# [DESCRIPTION OF THE TASK]
In the records below, pick out all lines containing the word "grid".

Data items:
-- begin --

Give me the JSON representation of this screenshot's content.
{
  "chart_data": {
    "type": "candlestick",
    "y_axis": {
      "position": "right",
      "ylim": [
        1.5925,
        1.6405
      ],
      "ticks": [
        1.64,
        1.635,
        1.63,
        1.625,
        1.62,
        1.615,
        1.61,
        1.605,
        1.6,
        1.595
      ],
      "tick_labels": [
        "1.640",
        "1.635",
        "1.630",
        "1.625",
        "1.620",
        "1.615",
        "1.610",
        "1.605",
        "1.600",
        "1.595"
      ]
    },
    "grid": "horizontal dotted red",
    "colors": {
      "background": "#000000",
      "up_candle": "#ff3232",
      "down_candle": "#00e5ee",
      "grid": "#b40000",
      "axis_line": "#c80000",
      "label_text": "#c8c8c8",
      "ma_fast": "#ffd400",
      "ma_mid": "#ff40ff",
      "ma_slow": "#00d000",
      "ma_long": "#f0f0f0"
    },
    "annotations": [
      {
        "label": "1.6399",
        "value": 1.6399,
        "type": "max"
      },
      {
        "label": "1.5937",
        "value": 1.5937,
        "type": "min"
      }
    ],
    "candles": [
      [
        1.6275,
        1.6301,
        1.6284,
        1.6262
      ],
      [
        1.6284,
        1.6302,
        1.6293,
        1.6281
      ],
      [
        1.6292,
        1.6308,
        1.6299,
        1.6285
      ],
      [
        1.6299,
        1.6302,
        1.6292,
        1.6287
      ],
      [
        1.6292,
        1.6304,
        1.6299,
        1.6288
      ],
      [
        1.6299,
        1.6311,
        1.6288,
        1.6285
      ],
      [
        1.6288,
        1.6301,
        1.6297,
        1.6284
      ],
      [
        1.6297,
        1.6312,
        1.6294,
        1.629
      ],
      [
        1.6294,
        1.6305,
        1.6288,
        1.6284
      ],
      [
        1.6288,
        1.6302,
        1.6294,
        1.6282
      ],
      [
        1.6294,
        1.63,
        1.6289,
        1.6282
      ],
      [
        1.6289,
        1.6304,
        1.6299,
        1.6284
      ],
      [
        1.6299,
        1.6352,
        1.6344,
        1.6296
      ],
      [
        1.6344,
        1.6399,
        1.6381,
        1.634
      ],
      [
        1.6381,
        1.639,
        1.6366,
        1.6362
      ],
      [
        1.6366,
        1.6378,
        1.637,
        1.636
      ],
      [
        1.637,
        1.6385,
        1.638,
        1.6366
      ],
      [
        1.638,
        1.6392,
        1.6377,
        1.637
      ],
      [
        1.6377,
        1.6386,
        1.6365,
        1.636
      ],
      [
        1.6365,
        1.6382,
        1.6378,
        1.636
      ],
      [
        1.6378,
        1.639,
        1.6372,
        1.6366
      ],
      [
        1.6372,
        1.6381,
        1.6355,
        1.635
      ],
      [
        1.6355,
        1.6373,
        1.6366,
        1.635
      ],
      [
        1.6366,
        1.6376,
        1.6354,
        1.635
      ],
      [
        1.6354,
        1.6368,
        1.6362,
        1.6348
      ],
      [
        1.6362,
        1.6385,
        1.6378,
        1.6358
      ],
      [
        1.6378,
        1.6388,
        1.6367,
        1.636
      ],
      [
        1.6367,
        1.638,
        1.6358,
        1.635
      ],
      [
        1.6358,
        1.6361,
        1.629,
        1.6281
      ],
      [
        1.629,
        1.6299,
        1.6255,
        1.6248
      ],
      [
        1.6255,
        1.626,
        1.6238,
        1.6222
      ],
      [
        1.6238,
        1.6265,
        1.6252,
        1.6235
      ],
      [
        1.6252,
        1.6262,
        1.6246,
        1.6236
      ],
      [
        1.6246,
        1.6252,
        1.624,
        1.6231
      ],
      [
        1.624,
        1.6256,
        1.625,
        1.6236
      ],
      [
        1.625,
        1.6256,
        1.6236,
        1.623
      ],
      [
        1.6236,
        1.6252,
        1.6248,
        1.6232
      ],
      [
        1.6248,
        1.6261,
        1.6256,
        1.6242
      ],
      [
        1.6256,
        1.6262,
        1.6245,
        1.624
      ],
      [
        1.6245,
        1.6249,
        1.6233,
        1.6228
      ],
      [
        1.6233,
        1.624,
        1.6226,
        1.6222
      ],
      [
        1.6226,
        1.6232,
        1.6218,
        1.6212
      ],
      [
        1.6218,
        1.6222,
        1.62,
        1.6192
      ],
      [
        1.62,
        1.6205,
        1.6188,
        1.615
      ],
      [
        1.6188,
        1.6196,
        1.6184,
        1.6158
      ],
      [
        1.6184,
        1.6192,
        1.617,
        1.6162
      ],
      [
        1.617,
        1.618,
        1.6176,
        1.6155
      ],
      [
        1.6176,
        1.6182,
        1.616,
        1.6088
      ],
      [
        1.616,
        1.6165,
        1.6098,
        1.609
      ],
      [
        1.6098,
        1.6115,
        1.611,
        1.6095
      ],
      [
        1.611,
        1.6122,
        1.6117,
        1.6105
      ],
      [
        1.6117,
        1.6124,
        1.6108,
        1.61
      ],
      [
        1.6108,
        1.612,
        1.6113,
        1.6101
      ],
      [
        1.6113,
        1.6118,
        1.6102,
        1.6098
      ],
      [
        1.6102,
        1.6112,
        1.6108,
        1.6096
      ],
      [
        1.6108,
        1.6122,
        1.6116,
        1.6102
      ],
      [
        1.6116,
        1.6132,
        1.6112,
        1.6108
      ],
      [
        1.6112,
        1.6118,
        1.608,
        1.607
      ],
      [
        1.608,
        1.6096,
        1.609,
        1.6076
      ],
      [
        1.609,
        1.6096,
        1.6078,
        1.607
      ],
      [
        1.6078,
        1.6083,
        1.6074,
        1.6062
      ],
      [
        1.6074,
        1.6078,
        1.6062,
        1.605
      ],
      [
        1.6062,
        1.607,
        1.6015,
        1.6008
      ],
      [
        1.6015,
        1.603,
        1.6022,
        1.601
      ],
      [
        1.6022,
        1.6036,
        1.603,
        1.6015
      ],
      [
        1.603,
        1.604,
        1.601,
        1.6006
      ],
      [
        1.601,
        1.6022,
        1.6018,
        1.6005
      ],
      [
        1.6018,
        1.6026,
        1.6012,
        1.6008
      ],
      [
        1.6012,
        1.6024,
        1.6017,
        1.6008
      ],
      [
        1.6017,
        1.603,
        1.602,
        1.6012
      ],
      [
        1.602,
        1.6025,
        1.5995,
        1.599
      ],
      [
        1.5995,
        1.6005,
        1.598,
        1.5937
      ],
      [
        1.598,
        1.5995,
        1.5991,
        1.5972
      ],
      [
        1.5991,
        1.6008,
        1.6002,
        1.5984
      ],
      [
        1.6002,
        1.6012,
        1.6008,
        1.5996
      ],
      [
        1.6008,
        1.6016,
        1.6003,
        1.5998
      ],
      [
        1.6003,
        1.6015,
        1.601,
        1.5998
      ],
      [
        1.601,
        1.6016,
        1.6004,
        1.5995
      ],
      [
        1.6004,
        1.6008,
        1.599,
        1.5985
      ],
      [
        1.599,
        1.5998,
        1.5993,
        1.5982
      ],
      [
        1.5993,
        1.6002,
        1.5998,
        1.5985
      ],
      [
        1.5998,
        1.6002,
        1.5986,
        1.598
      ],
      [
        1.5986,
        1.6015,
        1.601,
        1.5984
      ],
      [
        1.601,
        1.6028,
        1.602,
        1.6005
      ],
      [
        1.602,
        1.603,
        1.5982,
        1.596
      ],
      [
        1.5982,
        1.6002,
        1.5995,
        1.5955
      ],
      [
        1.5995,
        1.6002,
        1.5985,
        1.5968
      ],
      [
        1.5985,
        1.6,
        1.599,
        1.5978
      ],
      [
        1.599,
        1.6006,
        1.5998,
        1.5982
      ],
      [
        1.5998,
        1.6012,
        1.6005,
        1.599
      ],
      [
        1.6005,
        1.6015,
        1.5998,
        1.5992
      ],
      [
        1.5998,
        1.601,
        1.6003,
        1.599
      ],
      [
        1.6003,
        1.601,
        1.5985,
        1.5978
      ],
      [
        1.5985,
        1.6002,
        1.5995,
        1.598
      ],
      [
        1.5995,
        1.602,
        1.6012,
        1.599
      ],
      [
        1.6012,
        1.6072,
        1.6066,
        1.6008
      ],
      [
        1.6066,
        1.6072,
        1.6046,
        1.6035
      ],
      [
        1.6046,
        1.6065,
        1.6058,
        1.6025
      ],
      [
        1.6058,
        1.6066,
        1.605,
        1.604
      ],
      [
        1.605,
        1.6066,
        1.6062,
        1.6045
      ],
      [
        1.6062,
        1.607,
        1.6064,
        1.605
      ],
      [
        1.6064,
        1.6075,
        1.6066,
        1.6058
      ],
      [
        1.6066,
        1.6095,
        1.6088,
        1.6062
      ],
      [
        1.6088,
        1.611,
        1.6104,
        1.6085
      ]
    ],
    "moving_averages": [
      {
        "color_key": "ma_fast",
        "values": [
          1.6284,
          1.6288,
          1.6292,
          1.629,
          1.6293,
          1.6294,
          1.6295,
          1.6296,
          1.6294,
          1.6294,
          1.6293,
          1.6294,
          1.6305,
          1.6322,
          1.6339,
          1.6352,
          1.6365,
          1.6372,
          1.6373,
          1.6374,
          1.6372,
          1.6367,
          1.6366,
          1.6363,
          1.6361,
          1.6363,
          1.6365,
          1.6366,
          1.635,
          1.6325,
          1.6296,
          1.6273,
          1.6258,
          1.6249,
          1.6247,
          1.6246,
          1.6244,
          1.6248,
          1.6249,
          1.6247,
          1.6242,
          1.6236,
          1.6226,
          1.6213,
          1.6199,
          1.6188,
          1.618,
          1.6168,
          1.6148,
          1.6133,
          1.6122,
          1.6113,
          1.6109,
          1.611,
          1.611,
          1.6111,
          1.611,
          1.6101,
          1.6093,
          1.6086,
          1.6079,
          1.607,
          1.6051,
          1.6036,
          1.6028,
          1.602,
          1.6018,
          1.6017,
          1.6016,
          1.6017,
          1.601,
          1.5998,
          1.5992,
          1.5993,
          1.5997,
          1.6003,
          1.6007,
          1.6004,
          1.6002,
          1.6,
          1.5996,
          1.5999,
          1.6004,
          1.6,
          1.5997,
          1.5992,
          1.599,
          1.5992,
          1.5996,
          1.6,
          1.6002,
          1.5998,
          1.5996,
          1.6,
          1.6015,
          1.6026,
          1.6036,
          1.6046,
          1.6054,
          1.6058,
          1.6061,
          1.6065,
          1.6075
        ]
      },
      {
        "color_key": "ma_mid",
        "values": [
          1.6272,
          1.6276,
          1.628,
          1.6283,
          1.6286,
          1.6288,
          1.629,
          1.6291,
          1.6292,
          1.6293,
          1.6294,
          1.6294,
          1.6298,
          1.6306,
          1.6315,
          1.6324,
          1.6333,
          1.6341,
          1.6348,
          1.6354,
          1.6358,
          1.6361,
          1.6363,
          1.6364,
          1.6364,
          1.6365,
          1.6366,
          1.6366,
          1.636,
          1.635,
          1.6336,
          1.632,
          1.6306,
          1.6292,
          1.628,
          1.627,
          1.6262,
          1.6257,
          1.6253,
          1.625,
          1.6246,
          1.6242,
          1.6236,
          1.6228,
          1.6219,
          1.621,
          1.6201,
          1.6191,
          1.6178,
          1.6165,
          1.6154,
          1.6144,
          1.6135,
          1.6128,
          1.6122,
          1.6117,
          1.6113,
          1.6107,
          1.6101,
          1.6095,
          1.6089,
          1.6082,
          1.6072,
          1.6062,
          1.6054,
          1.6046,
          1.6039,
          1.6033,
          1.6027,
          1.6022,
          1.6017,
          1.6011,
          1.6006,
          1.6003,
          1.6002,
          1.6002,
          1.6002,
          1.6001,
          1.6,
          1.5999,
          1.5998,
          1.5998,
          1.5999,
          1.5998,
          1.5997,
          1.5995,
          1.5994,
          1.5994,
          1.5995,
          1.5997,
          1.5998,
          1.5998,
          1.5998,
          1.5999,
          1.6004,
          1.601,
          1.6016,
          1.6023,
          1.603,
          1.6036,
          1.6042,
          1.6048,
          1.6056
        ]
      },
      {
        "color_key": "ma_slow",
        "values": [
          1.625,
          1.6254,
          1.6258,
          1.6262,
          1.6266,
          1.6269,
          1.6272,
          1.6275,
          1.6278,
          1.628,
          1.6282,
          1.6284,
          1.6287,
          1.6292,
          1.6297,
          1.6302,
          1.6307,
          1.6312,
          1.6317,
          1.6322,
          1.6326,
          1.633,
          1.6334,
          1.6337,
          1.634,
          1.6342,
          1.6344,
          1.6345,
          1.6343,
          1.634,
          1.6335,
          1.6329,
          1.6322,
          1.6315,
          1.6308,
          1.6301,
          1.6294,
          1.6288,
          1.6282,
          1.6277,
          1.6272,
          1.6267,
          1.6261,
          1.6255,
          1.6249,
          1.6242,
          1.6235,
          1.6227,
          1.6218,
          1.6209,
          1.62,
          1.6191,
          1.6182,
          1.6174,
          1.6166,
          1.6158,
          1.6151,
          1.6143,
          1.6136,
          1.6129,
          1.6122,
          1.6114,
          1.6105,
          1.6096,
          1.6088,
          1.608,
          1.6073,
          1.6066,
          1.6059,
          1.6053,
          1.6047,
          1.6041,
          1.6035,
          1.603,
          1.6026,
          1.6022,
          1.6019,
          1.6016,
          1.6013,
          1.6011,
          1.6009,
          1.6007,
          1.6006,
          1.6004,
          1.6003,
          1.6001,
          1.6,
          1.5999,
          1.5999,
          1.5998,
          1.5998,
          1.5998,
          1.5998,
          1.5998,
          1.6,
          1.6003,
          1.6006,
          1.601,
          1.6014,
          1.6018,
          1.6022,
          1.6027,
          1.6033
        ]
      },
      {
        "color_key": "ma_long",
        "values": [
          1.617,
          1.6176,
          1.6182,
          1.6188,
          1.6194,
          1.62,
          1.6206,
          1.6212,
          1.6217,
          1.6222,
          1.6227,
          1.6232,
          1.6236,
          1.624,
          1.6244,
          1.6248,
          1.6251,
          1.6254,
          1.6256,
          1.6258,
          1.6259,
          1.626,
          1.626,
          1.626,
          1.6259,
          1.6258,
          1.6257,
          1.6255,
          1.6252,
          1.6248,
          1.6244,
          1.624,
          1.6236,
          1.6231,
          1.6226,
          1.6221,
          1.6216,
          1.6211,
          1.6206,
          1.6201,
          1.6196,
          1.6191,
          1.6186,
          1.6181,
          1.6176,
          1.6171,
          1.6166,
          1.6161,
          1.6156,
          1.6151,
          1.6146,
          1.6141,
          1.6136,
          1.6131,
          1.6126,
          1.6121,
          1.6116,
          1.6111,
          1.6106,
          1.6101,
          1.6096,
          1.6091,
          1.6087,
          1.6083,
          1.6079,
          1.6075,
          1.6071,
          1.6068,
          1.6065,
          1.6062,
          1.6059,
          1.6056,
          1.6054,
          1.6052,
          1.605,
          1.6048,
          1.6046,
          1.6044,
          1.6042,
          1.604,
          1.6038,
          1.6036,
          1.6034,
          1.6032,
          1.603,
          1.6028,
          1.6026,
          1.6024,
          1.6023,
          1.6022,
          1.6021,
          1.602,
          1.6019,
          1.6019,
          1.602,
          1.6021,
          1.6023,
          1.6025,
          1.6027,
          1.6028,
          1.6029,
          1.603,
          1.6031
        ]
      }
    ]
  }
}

-- end --

# [ANSWER TO THIS EXERCISE]
    "grid": "horizontal dotted red",
      "grid": "#b40000",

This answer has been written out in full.